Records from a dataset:
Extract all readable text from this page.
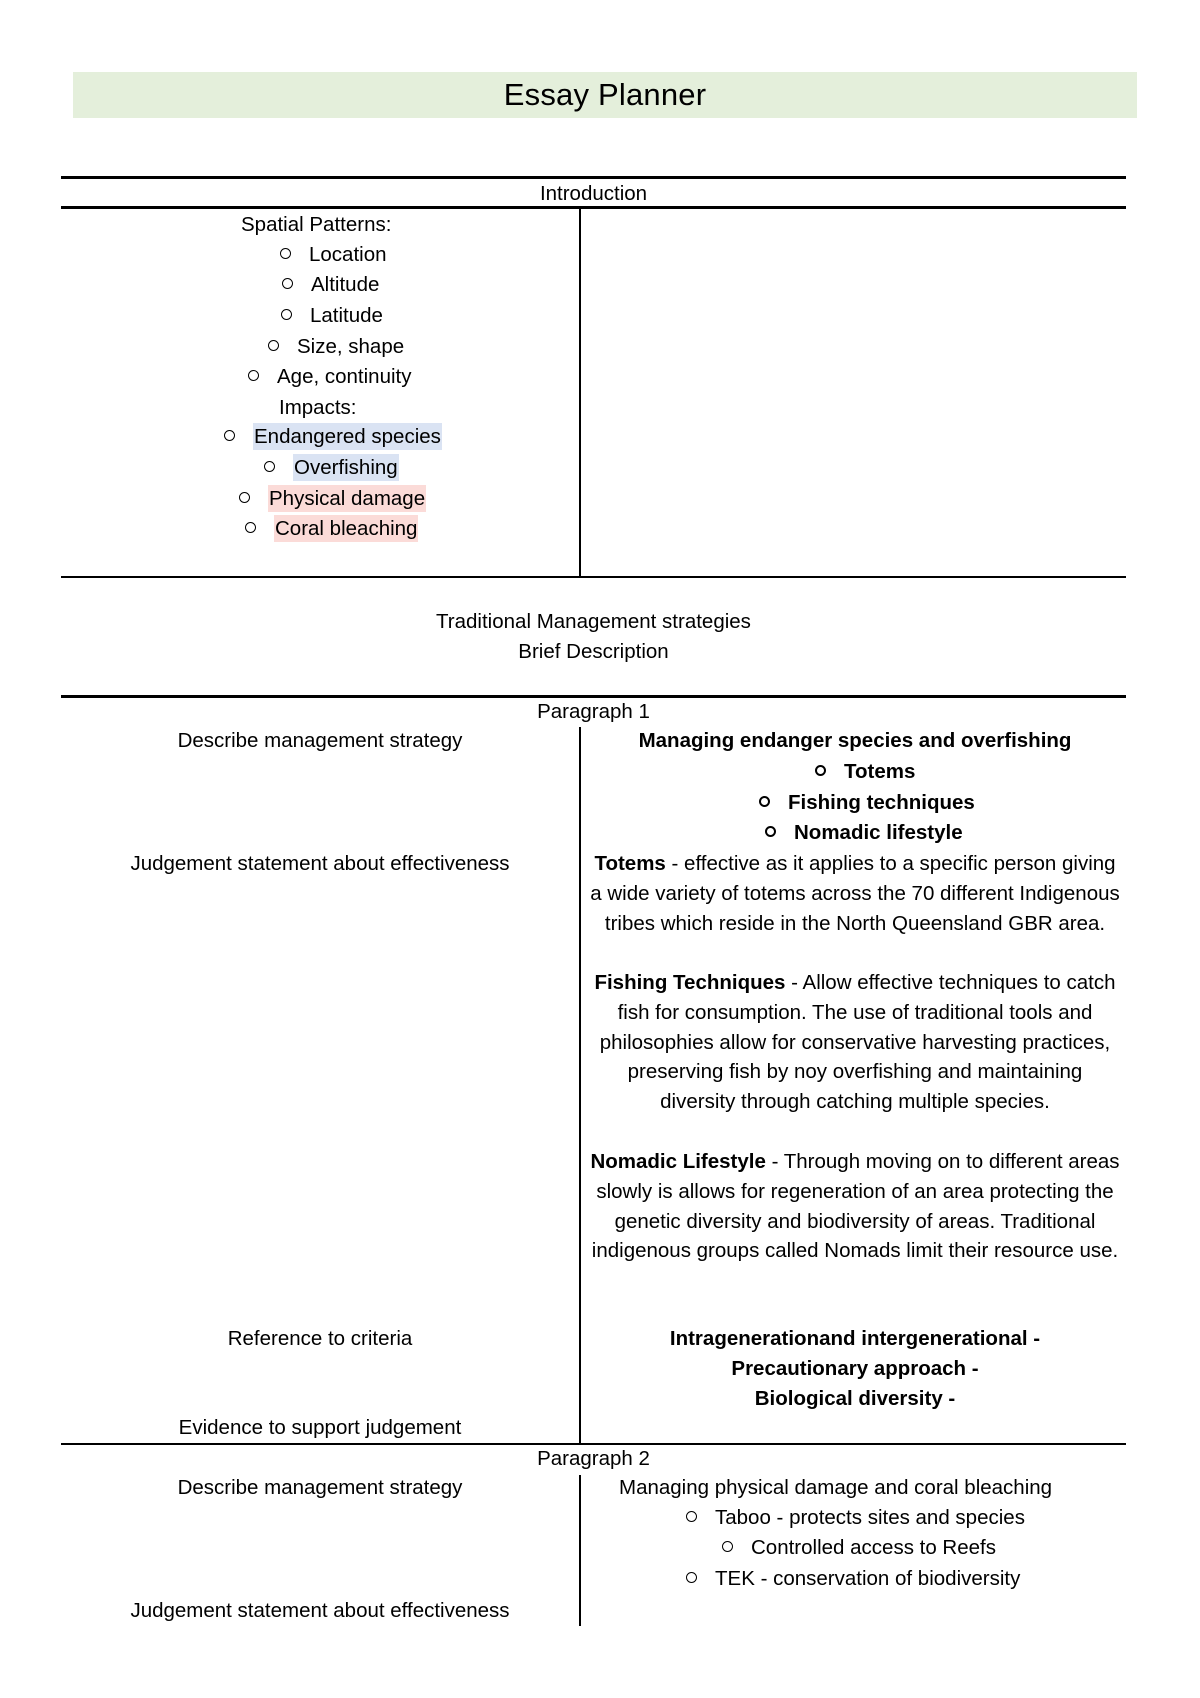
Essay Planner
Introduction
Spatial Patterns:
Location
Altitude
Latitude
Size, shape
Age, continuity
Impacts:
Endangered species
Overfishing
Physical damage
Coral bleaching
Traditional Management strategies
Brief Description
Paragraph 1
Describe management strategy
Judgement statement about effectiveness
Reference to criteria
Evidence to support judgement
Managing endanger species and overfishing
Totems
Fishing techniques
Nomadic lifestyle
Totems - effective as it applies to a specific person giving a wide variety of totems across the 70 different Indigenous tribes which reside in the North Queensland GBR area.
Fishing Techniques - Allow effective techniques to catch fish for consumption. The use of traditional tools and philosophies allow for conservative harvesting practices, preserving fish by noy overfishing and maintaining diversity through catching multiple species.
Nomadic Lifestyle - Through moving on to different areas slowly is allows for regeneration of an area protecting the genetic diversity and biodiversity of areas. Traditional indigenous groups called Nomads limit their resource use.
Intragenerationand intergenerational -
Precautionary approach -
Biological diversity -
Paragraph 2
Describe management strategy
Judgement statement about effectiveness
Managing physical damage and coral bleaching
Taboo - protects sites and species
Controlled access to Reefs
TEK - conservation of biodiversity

GOAL
Quote the preceding listing precisely and completely, omitting its images.

ANSWER BELOW
Extract all readable text from this page.
Essay Planner
Introduction
Spatial Patterns:
Location
Altitude
Latitude
Size, shape
Age, continuity
Impacts:
Endangered species
Overfishing
Physical damage
Coral bleaching
Traditional Management strategies
Brief Description
Paragraph 1
Describe management strategy
Judgement statement about effectiveness
Reference to criteria
Evidence to support judgement
Managing endanger species and overfishing
Totems
Fishing techniques
Nomadic lifestyle
Totems - effective as it applies to a specific person giving a wide variety of totems across the 70 different Indigenous tribes which reside in the North Queensland GBR area.
Fishing Techniques - Allow effective techniques to catch fish for consumption. The use of traditional tools and philosophies allow for conservative harvesting practices, preserving fish by noy overfishing and maintaining diversity through catching multiple species.
Nomadic Lifestyle - Through moving on to different areas slowly is allows for regeneration of an area protecting the genetic diversity and biodiversity of areas. Traditional indigenous groups called Nomads limit their resource use.
Intragenerationand intergenerational -
Precautionary approach -
Biological diversity -
Paragraph 2
Describe management strategy
Judgement statement about effectiveness
Managing physical damage and coral bleaching
Taboo - protects sites and species
Controlled access to Reefs
TEK - conservation of biodiversity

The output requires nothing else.